Saved data entries
%%
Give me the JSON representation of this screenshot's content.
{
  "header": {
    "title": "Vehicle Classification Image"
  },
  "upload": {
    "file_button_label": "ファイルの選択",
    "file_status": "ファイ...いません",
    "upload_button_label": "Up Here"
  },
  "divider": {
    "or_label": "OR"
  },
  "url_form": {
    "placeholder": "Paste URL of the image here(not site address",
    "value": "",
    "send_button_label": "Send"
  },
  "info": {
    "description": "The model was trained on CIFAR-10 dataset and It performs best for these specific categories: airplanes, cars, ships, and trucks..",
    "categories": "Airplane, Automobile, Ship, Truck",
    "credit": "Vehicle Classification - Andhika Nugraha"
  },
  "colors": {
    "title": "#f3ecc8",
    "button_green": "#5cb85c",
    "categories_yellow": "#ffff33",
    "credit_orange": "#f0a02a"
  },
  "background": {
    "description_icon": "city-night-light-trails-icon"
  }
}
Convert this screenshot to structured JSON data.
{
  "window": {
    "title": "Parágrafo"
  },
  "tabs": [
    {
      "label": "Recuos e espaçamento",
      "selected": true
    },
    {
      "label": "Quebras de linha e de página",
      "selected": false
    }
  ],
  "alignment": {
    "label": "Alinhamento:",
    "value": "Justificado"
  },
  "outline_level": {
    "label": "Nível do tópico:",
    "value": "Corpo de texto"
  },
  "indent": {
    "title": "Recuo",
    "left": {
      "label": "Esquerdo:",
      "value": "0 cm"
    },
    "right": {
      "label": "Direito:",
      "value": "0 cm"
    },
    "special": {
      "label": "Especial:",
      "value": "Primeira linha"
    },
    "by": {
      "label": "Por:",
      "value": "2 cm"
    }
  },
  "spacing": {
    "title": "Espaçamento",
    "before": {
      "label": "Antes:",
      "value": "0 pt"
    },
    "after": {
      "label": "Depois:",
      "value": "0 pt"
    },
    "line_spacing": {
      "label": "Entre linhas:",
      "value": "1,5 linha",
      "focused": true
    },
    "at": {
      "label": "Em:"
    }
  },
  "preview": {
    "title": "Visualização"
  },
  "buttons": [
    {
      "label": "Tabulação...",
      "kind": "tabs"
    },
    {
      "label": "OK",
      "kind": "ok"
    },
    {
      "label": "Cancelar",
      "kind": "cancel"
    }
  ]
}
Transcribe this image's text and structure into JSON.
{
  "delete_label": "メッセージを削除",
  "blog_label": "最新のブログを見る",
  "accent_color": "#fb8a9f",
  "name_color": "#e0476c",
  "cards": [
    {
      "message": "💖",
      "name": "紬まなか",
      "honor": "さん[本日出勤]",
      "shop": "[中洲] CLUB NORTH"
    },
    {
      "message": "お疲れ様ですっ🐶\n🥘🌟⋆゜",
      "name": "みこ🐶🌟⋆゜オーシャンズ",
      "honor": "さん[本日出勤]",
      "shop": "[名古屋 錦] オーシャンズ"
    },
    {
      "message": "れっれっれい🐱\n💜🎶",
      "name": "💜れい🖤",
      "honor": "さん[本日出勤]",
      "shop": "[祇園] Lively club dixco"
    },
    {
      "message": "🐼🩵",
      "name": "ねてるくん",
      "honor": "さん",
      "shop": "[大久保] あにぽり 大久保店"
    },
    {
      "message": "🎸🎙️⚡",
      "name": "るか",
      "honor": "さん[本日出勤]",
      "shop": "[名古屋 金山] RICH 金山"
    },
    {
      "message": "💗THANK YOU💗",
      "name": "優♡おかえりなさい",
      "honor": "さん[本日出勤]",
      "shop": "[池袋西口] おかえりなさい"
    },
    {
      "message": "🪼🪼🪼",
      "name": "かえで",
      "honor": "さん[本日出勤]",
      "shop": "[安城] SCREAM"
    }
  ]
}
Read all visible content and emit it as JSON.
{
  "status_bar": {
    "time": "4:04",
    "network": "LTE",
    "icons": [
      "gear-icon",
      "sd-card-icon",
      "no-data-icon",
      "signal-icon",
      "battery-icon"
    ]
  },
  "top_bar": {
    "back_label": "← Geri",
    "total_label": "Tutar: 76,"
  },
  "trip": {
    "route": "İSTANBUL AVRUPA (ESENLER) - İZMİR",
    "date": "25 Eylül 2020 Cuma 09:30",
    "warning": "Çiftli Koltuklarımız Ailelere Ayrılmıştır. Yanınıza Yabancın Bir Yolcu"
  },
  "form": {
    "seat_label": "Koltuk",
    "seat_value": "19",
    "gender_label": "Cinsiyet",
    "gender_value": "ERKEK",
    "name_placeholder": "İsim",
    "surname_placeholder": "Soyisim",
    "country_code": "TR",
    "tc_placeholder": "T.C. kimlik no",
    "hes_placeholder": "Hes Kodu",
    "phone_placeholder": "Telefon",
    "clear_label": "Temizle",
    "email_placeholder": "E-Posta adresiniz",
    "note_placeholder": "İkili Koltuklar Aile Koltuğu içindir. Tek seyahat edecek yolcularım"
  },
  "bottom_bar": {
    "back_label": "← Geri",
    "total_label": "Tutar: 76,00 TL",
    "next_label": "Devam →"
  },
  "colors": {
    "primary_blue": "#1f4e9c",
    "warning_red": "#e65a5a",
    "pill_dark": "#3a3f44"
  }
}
%%
What is asked:
Copy out each line exactly.

Exercise output:
Give me the JSON representation of this screenshot's content.
{
  "header": {
    "title": "Vehicle Classification Image"
  },
  "upload": {
    "file_button_label": "ファイルの選択",
    "file_status": "ファイ...いません",
    "upload_button_label": "Up Here"
  },
  "divider": {
    "or_label": "OR"
  },
  "url_form": {
    "placeholder": "Paste URL of the image here(not site address",
    "value": "",
    "send_button_label": "Send"
  },
  "info": {
    "description": "The model was trained on CIFAR-10 dataset and It performs best for these specific categories: airplanes, cars, ships, and trucks..",
    "categories": "Airplane, Automobile, Ship, Truck",
    "credit": "Vehicle Classification - Andhika Nugraha"
  },
  "colors": {
    "title": "#f3ecc8",
    "button_green": "#5cb85c",
    "categories_yellow": "#ffff33",
    "credit_orange": "#f0a02a"
  },
  "background": {
    "description_icon": "city-night-light-trails-icon"
  }
}
Convert this screenshot to structured JSON data.
{
  "window": {
    "title": "Parágrafo"
  },
  "tabs": [
    {
      "label": "Recuos e espaçamento",
      "selected": true
    },
    {
      "label": "Quebras de linha e de página",
      "selected": false
    }
  ],
  "alignment": {
    "label": "Alinhamento:",
    "value": "Justificado"
  },
  "outline_level": {
    "label": "Nível do tópico:",
    "value": "Corpo de texto"
  },
  "indent": {
    "title": "Recuo",
    "left": {
      "label": "Esquerdo:",
      "value": "0 cm"
    },
    "right": {
      "label": "Direito:",
      "value": "0 cm"
    },
    "special": {
      "label": "Especial:",
      "value": "Primeira linha"
    },
    "by": {
      "label": "Por:",
      "value": "2 cm"
    }
  },
  "spacing": {
    "title": "Espaçamento",
    "before": {
      "label": "Antes:",
      "value": "0 pt"
    },
    "after": {
      "label": "Depois:",
      "value": "0 pt"
    },
    "line_spacing": {
      "label": "Entre linhas:",
      "value": "1,5 linha",
      "focused": true
    },
    "at": {
      "label": "Em:"
    }
  },
  "preview": {
    "title": "Visualização"
  },
  "buttons": [
    {
      "label": "Tabulação...",
      "kind": "tabs"
    },
    {
      "label": "OK",
      "kind": "ok"
    },
    {
      "label": "Cancelar",
      "kind": "cancel"
    }
  ]
}
Transcribe this image's text and structure into JSON.
{
  "delete_label": "メッセージを削除",
  "blog_label": "最新のブログを見る",
  "accent_color": "#fb8a9f",
  "name_color": "#e0476c",
  "cards": [
    {
      "message": "💖",
      "name": "紬まなか",
      "honor": "さん[本日出勤]",
      "shop": "[中洲] CLUB NORTH"
    },
    {
      "message": "お疲れ様ですっ🐶\n🥘🌟⋆゜",
      "name": "みこ🐶🌟⋆゜オーシャンズ",
      "honor": "さん[本日出勤]",
      "shop": "[名古屋 錦] オーシャンズ"
    },
    {
      "message": "れっれっれい🐱\n💜🎶",
      "name": "💜れい🖤",
      "honor": "さん[本日出勤]",
      "shop": "[祇園] Lively club dixco"
    },
    {
      "message": "🐼🩵",
      "name": "ねてるくん",
      "honor": "さん",
      "shop": "[大久保] あにぽり 大久保店"
    },
    {
      "message": "🎸🎙️⚡",
      "name": "るか",
      "honor": "さん[本日出勤]",
      "shop": "[名古屋 金山] RICH 金山"
    },
    {
      "message": "💗THANK YOU💗",
      "name": "優♡おかえりなさい",
      "honor": "さん[本日出勤]",
      "shop": "[池袋西口] おかえりなさい"
    },
    {
      "message": "🪼🪼🪼",
      "name": "かえで",
      "honor": "さん[本日出勤]",
      "shop": "[安城] SCREAM"
    }
  ]
}
Read all visible content and emit it as JSON.
{
  "status_bar": {
    "time": "4:04",
    "network": "LTE",
    "icons": [
      "gear-icon",
      "sd-card-icon",
      "no-data-icon",
      "signal-icon",
      "battery-icon"
    ]
  },
  "top_bar": {
    "back_label": "← Geri",
    "total_label": "Tutar: 76,"
  },
  "trip": {
    "route": "İSTANBUL AVRUPA (ESENLER) - İZMİR",
    "date": "25 Eylül 2020 Cuma 09:30",
    "warning": "Çiftli Koltuklarımız Ailelere Ayrılmıştır. Yanınıza Yabancın Bir Yolcu"
  },
  "form": {
    "seat_label": "Koltuk",
    "seat_value": "19",
    "gender_label": "Cinsiyet",
    "gender_value": "ERKEK",
    "name_placeholder": "İsim",
    "surname_placeholder": "Soyisim",
    "country_code": "TR",
    "tc_placeholder": "T.C. kimlik no",
    "hes_placeholder": "Hes Kodu",
    "phone_placeholder": "Telefon",
    "clear_label": "Temizle",
    "email_placeholder": "E-Posta adresiniz",
    "note_placeholder": "İkili Koltuklar Aile Koltuğu içindir. Tek seyahat edecek yolcularım"
  },
  "bottom_bar": {
    "back_label": "← Geri",
    "total_label": "Tutar: 76,00 TL",
    "next_label": "Devam →"
  },
  "colors": {
    "primary_blue": "#1f4e9c",
    "warning_red": "#e65a5a",
    "pill_dark": "#3a3f44"
  }
}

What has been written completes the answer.